> **Objective**: Return each line of the listing that contains the string "aeons".

> **Provided data**:
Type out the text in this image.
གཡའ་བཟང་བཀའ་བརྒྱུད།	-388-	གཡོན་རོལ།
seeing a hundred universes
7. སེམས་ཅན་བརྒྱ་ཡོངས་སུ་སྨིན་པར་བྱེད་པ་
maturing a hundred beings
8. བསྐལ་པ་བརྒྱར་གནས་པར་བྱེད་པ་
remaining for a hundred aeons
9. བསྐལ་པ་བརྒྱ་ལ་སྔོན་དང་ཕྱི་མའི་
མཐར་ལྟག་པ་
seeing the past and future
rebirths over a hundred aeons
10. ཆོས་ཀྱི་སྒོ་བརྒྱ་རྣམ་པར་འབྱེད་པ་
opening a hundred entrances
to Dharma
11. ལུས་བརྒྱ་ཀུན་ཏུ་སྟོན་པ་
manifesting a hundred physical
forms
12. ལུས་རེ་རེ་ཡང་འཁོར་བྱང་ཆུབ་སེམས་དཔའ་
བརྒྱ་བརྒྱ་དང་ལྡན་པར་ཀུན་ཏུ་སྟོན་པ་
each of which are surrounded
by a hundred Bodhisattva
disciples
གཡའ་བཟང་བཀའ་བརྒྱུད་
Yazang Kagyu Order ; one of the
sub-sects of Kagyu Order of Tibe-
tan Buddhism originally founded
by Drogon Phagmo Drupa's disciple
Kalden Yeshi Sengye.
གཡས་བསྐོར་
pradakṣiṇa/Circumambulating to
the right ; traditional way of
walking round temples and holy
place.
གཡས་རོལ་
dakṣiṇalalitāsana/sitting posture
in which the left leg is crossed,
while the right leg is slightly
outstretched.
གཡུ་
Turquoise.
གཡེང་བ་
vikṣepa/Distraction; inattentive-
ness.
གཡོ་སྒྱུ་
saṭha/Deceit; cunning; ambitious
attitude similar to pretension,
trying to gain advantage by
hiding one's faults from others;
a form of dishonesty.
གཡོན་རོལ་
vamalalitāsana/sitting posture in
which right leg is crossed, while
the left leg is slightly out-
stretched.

> **Exercise output**:
remaining for a hundred aeons
rebirths over a hundred aeons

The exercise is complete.